= Work required =
Scan the data for "JSON" and copy the lines it appears in.

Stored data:
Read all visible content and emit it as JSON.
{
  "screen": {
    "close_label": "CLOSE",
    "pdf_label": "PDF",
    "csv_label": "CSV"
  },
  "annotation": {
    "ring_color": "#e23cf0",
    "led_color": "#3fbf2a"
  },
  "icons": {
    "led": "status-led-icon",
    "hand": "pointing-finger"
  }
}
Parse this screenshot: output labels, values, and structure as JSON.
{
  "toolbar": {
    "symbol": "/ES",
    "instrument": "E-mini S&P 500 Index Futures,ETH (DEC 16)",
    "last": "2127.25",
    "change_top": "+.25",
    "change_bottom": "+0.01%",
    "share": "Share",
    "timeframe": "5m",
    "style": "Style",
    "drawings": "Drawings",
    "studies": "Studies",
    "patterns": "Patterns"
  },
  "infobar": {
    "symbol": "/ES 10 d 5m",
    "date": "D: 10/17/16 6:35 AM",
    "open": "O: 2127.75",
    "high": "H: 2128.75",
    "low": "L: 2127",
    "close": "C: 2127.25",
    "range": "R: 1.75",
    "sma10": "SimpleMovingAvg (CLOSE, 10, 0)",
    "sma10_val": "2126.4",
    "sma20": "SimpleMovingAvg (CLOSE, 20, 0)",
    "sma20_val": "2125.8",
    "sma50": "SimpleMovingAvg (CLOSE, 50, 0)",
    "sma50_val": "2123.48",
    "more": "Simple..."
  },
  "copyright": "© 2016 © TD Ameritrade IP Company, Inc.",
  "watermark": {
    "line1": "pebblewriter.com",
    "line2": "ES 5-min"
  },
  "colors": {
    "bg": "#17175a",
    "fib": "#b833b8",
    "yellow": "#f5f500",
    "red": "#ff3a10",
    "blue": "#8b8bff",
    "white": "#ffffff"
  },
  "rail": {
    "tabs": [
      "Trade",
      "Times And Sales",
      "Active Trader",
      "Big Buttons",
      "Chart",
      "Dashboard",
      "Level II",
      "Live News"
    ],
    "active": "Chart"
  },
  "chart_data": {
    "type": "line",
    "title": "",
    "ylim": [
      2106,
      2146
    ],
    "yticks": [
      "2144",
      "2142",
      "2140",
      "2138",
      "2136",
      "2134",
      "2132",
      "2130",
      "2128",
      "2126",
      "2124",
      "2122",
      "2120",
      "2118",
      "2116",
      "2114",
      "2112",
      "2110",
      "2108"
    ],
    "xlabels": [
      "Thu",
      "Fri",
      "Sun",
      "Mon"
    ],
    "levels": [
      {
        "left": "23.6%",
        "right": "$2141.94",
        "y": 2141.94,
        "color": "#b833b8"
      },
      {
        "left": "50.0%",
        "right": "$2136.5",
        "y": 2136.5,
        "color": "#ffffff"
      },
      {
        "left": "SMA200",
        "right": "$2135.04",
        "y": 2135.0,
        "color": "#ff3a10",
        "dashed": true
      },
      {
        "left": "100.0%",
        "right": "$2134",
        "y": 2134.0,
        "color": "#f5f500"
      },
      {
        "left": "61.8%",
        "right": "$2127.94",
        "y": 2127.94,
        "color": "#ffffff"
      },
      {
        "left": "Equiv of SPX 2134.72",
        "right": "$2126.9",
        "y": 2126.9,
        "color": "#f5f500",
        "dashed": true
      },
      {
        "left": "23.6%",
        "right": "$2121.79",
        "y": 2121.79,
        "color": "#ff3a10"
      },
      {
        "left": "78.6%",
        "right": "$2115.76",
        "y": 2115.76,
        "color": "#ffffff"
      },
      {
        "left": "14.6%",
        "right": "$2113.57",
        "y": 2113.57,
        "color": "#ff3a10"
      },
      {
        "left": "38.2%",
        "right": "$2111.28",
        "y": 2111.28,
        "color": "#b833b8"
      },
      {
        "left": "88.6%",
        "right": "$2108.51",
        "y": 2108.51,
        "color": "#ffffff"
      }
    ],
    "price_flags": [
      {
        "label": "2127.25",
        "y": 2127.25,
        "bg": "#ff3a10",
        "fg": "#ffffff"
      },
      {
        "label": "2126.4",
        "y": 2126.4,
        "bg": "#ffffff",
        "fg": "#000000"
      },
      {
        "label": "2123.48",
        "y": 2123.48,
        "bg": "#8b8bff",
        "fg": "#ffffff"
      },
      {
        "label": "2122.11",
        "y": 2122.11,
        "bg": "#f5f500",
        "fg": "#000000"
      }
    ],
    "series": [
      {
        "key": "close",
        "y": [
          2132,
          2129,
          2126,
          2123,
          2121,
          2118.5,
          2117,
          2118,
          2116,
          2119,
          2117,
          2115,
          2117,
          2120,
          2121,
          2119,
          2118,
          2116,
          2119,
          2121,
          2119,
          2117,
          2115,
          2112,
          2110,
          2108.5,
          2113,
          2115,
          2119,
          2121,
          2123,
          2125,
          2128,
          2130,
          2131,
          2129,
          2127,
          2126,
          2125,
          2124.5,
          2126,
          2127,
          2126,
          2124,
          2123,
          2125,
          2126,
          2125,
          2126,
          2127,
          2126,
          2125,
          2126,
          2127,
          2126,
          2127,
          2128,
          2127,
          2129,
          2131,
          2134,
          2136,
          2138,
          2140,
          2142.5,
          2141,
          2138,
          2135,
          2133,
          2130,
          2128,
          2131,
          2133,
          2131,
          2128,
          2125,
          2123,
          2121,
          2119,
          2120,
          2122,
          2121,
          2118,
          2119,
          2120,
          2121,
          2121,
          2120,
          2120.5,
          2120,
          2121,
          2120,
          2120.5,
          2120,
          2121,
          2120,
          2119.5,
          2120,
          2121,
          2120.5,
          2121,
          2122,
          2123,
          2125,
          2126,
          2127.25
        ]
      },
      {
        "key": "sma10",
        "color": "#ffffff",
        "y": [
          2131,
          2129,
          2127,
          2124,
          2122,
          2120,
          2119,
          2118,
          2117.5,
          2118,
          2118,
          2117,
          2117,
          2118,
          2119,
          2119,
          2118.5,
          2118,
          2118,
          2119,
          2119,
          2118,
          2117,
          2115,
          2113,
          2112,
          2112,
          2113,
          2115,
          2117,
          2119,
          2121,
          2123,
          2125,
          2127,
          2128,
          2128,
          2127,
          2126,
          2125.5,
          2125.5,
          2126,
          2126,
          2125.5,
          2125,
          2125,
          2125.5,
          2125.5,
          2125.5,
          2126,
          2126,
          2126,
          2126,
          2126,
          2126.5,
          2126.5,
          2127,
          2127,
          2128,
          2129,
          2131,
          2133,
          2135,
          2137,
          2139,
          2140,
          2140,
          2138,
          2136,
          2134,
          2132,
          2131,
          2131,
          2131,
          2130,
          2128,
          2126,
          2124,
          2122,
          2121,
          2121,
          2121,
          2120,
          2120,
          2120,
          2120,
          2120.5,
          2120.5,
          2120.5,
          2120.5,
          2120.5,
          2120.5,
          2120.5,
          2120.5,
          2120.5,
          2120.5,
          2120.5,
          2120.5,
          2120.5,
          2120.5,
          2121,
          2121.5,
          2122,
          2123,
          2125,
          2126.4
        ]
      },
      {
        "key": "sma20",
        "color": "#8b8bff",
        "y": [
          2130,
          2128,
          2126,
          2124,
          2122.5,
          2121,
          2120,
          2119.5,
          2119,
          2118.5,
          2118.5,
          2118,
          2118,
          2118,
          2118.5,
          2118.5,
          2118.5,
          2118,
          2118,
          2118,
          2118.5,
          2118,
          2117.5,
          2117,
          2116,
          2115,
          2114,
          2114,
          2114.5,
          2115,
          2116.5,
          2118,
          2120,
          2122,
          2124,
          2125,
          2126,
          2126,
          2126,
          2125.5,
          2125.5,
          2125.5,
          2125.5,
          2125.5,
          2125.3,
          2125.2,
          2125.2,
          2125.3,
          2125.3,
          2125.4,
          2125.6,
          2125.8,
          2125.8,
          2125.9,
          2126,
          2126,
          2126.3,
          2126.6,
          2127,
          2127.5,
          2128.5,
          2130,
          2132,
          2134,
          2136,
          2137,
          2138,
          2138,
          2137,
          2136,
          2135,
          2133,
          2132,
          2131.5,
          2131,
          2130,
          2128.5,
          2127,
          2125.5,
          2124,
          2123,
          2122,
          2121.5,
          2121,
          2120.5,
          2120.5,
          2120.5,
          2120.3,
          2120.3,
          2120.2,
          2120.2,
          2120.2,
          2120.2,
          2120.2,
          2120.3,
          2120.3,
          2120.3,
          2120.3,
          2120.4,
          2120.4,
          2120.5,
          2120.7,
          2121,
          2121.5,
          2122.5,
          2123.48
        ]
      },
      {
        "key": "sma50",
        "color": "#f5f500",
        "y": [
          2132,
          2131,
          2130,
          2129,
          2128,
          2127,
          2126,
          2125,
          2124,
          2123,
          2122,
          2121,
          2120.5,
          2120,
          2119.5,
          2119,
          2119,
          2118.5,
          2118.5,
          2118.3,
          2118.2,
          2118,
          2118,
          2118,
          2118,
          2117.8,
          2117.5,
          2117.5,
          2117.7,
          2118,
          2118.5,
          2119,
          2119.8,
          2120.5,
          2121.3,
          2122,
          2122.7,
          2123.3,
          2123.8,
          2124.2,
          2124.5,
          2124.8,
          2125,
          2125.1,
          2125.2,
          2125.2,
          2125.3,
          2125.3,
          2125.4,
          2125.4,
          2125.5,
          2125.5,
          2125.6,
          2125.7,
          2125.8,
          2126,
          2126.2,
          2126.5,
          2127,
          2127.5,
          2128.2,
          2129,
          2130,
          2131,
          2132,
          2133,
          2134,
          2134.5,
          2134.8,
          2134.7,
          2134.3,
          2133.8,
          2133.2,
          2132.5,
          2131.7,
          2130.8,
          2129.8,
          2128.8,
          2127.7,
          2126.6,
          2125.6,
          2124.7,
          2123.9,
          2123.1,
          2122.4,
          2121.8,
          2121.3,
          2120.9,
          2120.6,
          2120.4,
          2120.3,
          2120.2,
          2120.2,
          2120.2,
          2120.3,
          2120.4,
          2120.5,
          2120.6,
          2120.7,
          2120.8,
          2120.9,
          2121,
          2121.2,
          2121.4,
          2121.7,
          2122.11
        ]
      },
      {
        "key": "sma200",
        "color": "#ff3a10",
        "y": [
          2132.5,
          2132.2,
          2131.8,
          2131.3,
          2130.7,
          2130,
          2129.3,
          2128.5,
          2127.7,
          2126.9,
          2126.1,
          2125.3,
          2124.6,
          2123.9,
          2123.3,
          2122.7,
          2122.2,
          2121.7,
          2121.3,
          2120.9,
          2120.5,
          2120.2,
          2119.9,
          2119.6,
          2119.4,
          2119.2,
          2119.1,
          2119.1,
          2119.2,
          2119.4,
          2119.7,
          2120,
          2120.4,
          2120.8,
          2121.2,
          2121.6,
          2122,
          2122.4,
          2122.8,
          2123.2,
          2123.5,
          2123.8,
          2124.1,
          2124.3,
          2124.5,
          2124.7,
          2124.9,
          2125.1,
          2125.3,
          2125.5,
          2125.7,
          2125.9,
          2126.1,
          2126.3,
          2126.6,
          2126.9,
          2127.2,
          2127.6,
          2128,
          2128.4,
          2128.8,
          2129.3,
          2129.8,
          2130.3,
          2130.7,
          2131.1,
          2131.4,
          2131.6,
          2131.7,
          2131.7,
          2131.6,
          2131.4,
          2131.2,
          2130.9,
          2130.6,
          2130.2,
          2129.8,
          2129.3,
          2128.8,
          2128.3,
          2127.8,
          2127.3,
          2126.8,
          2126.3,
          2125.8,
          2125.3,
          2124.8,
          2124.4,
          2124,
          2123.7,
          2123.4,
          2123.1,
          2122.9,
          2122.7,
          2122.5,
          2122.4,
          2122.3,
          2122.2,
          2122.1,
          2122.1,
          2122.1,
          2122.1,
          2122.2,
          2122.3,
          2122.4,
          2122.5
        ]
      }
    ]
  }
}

= Written response =
Read all visible content and emit it as JSON.
Parse this screenshot: output labels, values, and structure as JSON.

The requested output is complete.